_WORK TO DO:_ Copy the data from its first line through the line containing "- grid-icon: [30, 70, 52, 78]", substituting "directory-icon" for "folder-icon" and leaving everything else unchanged.

_DATASET EXTRACT:_
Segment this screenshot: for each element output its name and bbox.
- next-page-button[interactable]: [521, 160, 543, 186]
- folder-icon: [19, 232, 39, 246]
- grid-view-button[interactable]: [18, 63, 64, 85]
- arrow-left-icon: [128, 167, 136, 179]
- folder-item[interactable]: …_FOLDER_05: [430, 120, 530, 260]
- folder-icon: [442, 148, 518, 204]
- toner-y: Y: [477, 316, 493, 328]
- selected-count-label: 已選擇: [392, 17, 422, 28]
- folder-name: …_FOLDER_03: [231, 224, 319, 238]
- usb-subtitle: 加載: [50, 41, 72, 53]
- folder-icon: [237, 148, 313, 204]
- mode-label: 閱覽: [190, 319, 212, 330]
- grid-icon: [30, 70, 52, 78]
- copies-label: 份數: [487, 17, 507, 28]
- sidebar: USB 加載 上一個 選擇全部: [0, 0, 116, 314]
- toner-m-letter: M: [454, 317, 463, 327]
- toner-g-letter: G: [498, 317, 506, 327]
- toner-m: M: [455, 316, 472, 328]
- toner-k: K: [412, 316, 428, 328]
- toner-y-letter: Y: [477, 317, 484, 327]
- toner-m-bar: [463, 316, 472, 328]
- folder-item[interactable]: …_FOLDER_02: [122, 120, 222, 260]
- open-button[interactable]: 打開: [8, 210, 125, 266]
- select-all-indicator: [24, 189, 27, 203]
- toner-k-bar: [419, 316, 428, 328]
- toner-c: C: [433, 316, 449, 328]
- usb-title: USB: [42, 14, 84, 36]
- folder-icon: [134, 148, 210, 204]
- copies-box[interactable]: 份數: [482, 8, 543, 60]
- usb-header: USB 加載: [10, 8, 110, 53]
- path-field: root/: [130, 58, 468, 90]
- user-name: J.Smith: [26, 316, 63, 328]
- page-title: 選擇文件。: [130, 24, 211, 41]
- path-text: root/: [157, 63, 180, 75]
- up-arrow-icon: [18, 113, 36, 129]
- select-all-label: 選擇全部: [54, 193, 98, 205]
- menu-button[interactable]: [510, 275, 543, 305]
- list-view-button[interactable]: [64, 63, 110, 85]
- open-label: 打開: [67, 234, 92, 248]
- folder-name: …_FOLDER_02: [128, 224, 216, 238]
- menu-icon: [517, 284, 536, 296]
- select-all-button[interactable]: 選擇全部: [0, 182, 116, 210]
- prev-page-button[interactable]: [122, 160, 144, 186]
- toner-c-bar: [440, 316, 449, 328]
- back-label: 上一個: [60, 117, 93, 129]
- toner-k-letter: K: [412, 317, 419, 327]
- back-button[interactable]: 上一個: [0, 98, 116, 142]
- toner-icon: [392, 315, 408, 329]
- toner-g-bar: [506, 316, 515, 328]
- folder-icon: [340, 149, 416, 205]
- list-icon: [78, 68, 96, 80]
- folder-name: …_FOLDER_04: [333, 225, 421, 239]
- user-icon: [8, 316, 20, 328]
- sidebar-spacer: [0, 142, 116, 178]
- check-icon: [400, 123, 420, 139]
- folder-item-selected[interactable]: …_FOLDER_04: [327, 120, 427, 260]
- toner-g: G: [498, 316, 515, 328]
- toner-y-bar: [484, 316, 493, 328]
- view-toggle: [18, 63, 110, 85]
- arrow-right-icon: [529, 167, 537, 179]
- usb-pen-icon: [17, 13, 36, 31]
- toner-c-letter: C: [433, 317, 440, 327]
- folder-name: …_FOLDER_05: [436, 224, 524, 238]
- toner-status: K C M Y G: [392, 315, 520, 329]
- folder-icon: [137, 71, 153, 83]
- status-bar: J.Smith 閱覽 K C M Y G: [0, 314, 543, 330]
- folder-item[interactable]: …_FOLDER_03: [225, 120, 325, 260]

_EXERCISE RESPONSE:_
Segment this screenshot: for each element output its name and bbox.
- next-page-button[interactable]: [521, 160, 543, 186]
- directory-icon: [19, 232, 39, 246]
- grid-view-button[interactable]: [18, 63, 64, 85]
- arrow-left-icon: [128, 167, 136, 179]
- folder-item[interactable]: …_FOLDER_05: [430, 120, 530, 260]
- directory-icon: [442, 148, 518, 204]
- toner-y: Y: [477, 316, 493, 328]
- selected-count-label: 已選擇: [392, 17, 422, 28]
- folder-name: …_FOLDER_03: [231, 224, 319, 238]
- usb-subtitle: 加載: [50, 41, 72, 53]
- directory-icon: [237, 148, 313, 204]
- mode-label: 閱覽: [190, 319, 212, 330]
- grid-icon: [30, 70, 52, 78]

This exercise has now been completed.